> _WHAT THE TASK ASKS_
Copy every line from the data below in which the string "this" can be found.
- - - - - - -
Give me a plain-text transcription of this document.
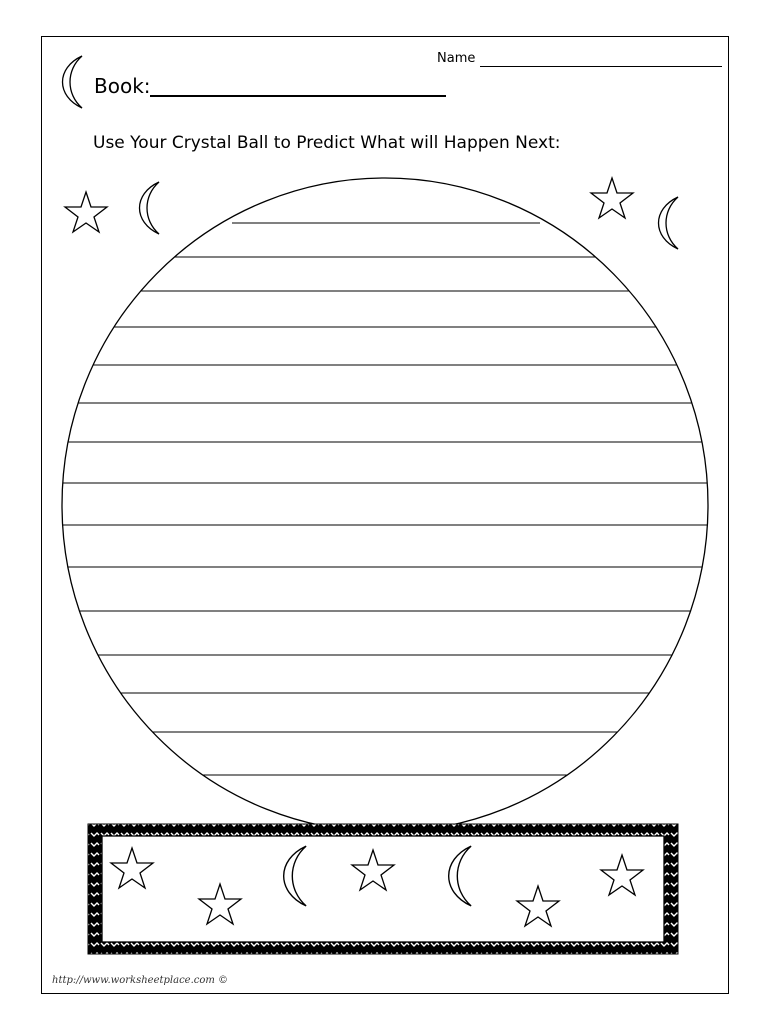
Name
Book:
Use Your Crystal Ball to Predict What will Happen Next:
http://www.worksheetplace.com ©
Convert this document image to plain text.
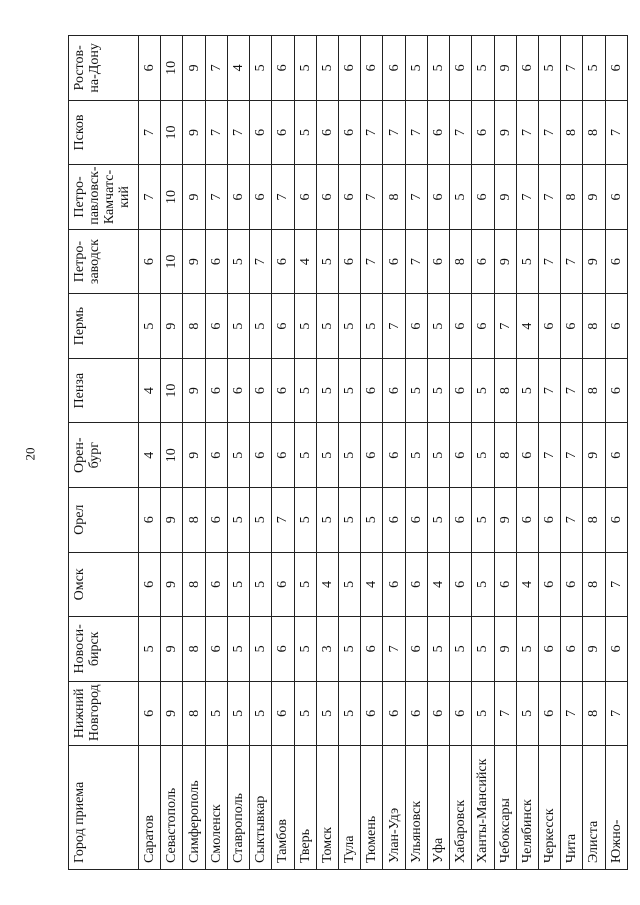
20
Город приема	Нижний Новгород	Новоси-бирск	Омск	Орел	Орен-бург	Пенза	Пермь	Петро-заводск	Петро-павловск-Камчатс-кий	Псков	Ростов-на-Дону
Саратов	6	5	6	6	4	4	5	6	7	7	6
Севастополь	9	9	9	9	10	10	9	10	10	10	10
Симферополь	8	8	8	8	9	9	8	9	9	9	9
Смоленск	5	6	6	6	6	6	6	6	7	7	7
Ставрополь	5	5	5	5	5	6	5	5	6	7	4
Сыктывкар	5	5	5	5	6	6	5	7	6	6	5
Тамбов	6	6	6	7	6	6	6	6	7	6	6
Тверь	5	5	5	5	5	5	5	4	6	5	5
Томск	5	3	4	5	5	5	5	5	6	6	5
Тула	5	5	5	5	5	5	5	6	6	6	6
Тюмень	6	6	4	5	6	6	5	7	7	7	6
Улан-Удэ	6	7	6	6	6	6	7	6	8	7	6
Ульяновск	6	6	6	6	5	5	6	7	7	7	5
Уфа	6	5	4	5	5	5	5	6	6	6	5
Хабаровск	6	5	6	6	6	6	6	8	5	7	6
Ханты-Мансийск	5	5	5	5	5	5	6	6	6	6	5
Чебоксары	7	9	6	9	8	8	7	9	9	9	9
Челябинск	5	5	4	6	6	5	4	5	7	7	6
Черкесск	6	6	6	6	7	7	6	7	7	7	5
Чита	7	6	6	7	7	7	6	7	8	8	7
Элиста	8	9	8	8	9	8	8	9	9	8	5
Южно-	7	6	7	6	6	6	6	6	6	7	6
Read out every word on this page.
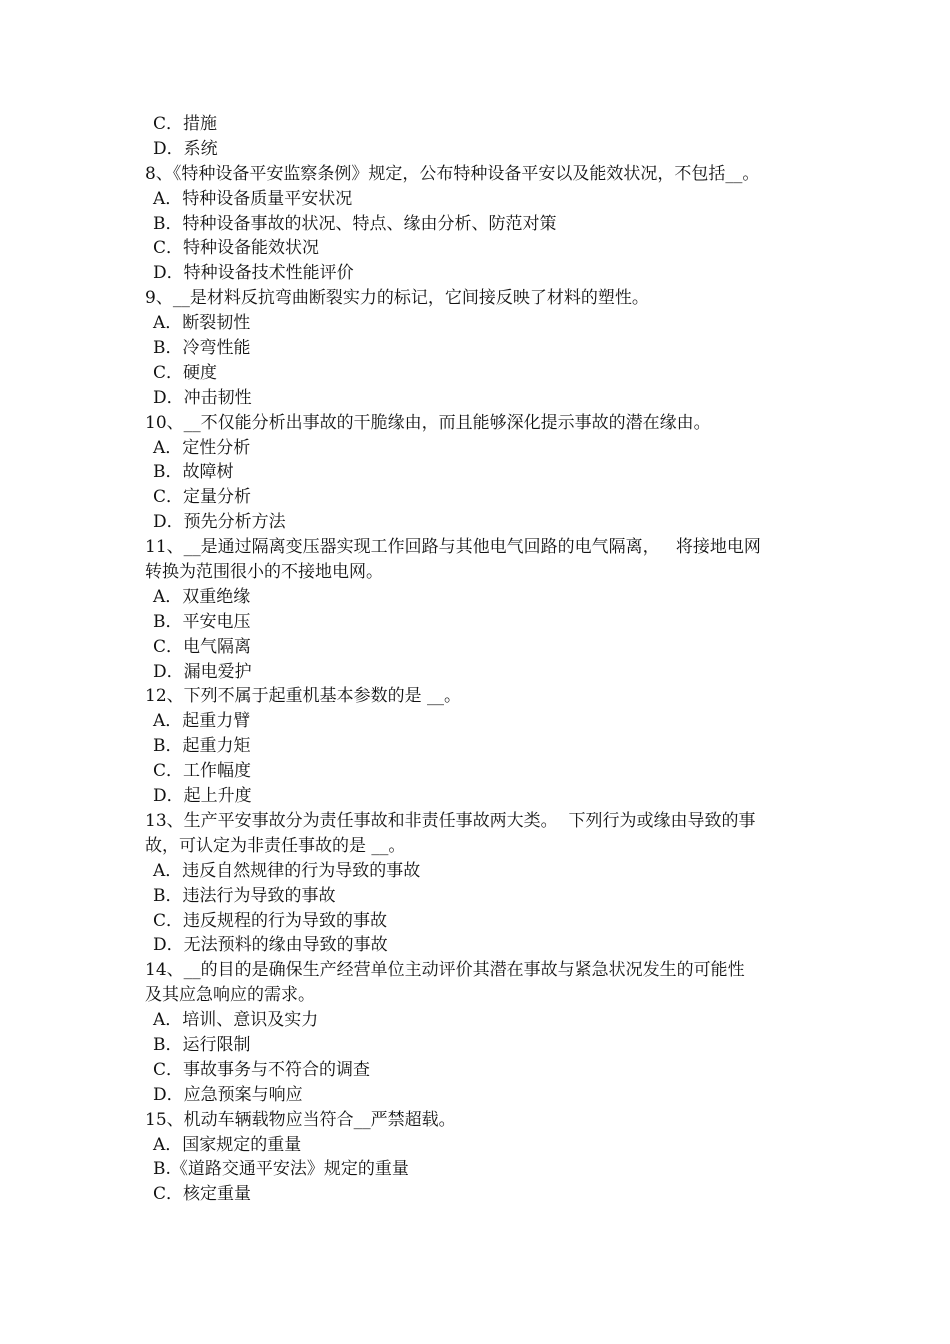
C．措施
D．系统
8、《特种设备平安监察条例》规定，公布特种设备平安以及能效状况，不包括__。
A．特种设备质量平安状况
B．特种设备事故的状况、特点、缘由分析、防范对策
C．特种设备能效状况
D．特种设备技术性能评价
9、__是材料反抗弯曲断裂实力的标记，它间接反映了材料的塑性。
A．断裂韧性
B．冷弯性能
C．硬度
D．冲击韧性
10、__不仅能分析出事故的干脆缘由，而且能够深化提示事故的潜在缘由。
A．定性分析
B．故障树
C．定量分析
D．预先分析方法
11、__是通过隔离变压器实现工作回路与其他电气回路的电气隔离，   将接地电网
转换为范围很小的不接地电网。
A．双重绝缘
B．平安电压
C．电气隔离
D．漏电爱护
12、下列不属于起重机基本参数的是 __。
A．起重力臂
B．起重力矩
C．工作幅度
D．起上升度
13、生产平安事故分为责任事故和非责任事故两大类。  下列行为或缘由导致的事
故，可认定为非责任事故的是 __。
A．违反自然规律的行为导致的事故
B．违法行为导致的事故
C．违反规程的行为导致的事故
D．无法预料的缘由导致的事故
14、__的目的是确保生产经营单位主动评价其潜在事故与紧急状况发生的可能性
及其应急响应的需求。
A．培训、意识及实力
B．运行限制
C．事故事务与不符合的调查
D．应急预案与响应
15、机动车辆载物应当符合__严禁超载。
A．国家规定的重量
B.《道路交通平安法》规定的重量
C．核定重量
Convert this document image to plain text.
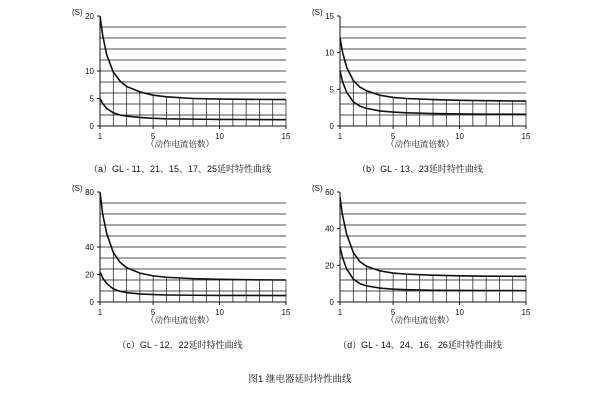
(S)
0
5
10
20
1	5	10	15
（动作电流倍数）
（a）GL - 11、21、15、17、25延时特性曲线
(S)
0
5
10
15
1	5	10	15
（动作电流倍数）
（b）GL - 13、23延时特性曲线
(S)
0
20
40
80
1	5	10	15
（动作电流倍数）
（c）GL - 12、22延时特性曲线
(S)
0
20
40
60
1	5	10	15
（动作电流倍数）
（d）GL - 14、24、16、26延时特性曲线
图1 继电器延时特性曲线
- - - - - - -
> _EXERCISE RESULT_
Give me a plain-text transcription of this document.
Convert this document image to plain text.
Read out every word on this page.
Convert this document image to plain text.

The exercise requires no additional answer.